***** RECORDS FOR PROCESSING *****

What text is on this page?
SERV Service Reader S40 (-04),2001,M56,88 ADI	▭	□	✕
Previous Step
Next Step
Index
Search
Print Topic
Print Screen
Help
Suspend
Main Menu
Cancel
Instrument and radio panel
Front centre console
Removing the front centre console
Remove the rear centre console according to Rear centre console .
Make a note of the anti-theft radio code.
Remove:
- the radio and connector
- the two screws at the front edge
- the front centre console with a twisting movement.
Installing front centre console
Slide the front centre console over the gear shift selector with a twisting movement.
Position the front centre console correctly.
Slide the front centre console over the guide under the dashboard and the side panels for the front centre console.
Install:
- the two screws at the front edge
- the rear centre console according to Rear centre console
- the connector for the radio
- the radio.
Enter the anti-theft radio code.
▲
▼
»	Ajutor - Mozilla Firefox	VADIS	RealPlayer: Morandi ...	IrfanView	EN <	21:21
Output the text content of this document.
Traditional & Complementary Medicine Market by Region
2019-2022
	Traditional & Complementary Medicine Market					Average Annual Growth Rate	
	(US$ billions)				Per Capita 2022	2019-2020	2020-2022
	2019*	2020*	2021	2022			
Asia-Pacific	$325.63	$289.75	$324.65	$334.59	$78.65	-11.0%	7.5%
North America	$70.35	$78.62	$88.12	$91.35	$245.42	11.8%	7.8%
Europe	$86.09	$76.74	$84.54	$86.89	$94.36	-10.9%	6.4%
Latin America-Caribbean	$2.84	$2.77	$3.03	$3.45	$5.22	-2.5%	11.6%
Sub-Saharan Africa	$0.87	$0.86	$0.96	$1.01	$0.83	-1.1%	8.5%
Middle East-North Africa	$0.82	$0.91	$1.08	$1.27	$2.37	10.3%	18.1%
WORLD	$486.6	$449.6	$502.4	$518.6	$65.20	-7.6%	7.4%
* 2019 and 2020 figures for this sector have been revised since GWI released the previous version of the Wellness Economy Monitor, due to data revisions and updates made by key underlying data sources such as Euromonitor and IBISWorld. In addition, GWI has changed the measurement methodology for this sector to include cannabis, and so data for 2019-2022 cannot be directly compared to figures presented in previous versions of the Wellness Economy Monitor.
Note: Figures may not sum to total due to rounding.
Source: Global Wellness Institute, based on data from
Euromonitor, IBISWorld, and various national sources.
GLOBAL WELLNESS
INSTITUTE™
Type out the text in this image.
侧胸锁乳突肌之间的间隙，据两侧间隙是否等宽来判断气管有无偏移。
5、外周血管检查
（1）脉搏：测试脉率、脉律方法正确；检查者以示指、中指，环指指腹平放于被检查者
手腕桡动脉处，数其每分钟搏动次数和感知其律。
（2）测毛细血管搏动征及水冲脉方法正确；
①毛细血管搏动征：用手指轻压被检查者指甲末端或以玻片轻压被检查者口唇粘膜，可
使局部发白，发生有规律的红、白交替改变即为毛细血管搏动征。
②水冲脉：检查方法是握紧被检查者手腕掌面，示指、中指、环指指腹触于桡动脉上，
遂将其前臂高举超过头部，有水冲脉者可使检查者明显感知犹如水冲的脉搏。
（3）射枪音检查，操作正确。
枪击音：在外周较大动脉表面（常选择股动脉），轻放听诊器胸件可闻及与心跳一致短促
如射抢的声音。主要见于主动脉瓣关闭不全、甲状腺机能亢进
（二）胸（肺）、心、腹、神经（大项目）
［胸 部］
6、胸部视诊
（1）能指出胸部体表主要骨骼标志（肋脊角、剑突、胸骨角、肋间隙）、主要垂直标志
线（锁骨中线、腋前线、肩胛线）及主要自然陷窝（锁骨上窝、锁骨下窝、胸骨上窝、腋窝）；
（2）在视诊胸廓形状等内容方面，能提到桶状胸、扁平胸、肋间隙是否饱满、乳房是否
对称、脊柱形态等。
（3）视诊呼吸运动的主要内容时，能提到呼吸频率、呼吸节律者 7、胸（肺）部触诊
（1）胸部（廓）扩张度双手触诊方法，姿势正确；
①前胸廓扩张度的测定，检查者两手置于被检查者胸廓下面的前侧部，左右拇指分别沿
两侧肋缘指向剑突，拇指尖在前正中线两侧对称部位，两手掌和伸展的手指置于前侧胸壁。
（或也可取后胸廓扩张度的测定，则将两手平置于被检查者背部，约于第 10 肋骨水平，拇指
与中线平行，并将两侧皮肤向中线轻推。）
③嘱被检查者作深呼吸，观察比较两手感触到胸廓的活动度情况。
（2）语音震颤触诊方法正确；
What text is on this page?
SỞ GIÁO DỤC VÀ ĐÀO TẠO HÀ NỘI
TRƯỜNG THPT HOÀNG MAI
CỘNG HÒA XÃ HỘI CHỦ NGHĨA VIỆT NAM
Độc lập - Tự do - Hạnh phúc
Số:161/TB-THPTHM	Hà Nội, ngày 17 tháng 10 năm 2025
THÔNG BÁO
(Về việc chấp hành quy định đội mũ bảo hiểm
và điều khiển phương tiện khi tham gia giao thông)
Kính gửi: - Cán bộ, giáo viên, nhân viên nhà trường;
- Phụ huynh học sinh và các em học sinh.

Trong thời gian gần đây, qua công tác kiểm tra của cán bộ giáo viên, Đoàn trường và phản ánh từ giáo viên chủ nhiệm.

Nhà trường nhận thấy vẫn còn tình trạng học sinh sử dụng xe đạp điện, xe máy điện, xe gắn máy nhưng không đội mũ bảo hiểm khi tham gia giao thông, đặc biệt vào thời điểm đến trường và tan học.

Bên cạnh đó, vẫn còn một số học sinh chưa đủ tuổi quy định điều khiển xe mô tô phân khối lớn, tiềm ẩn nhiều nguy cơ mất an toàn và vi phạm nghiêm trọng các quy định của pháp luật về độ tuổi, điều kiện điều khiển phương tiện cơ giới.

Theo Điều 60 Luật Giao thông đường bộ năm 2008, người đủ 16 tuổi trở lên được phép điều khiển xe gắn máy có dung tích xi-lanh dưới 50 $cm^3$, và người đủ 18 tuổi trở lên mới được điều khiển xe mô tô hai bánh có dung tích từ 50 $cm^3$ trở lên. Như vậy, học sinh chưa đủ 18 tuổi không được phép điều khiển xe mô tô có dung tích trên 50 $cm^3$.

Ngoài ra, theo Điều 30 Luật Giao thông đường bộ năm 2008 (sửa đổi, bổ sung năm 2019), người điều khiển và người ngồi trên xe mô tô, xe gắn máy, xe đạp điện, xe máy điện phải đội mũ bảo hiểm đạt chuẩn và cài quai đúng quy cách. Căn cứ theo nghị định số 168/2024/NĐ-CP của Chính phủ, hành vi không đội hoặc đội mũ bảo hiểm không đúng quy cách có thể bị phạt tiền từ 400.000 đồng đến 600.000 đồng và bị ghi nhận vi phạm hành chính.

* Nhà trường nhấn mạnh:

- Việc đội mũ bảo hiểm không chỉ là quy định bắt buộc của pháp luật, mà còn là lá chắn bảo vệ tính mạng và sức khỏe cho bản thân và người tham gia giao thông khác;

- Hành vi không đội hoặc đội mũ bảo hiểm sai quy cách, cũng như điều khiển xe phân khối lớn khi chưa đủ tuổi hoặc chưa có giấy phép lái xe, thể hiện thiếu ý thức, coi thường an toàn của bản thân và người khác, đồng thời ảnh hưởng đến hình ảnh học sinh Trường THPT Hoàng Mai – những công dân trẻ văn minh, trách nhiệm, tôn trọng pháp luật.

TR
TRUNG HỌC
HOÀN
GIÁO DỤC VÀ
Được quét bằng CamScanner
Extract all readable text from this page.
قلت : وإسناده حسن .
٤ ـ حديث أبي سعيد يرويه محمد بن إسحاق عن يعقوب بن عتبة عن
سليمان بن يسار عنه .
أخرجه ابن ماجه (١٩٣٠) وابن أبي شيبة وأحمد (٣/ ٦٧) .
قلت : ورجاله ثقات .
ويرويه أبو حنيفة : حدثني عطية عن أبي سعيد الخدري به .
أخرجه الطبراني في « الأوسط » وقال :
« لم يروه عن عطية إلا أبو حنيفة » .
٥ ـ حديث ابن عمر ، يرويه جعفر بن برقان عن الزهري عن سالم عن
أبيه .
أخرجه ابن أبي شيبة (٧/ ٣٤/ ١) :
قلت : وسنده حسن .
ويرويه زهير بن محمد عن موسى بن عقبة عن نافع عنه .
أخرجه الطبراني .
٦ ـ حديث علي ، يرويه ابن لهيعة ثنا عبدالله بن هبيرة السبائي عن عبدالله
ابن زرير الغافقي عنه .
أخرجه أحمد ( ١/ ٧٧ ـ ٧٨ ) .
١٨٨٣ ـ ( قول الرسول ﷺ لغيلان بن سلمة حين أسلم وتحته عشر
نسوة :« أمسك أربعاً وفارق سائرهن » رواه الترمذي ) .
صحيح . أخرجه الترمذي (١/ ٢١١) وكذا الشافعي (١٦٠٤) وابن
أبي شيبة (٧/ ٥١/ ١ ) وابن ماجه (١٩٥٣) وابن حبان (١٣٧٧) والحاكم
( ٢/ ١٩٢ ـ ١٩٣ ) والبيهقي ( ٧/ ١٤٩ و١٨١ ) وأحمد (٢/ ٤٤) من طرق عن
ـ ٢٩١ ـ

*****

Find each line holding "định". Copy it out.

- **THE RESPONSE**:
(Về việc chấp hành quy định đội mũ bảo hiểm
Bên cạnh đó, vẫn còn một số học sinh chưa đủ tuổi quy định điều khiển xe mô tô phân khối lớn, tiềm ẩn nhiều nguy cơ mất an toàn và vi phạm nghiêm trọng các quy định của pháp luật về độ tuổi, điều kiện điều khiển phương tiện cơ giới.
Ngoài ra, theo Điều 30 Luật Giao thông đường bộ năm 2008 (sửa đổi, bổ sung năm 2019), người điều khiển và người ngồi trên xe mô tô, xe gắn máy, xe đạp điện, xe máy điện phải đội mũ bảo hiểm đạt chuẩn và cài quai đúng quy cách. Căn cứ theo nghị định số 168/2024/NĐ-CP của Chính phủ, hành vi không đội hoặc đội mũ bảo hiểm không đúng quy cách có thể bị phạt tiền từ 400.000 đồng đến 600.000 đồng và bị ghi nhận vi phạm hành chính.
- Việc đội mũ bảo hiểm không chỉ là quy định bắt buộc của pháp luật, mà còn là lá chắn bảo vệ tính mạng và sức khỏe cho bản thân và người tham gia giao thông khác;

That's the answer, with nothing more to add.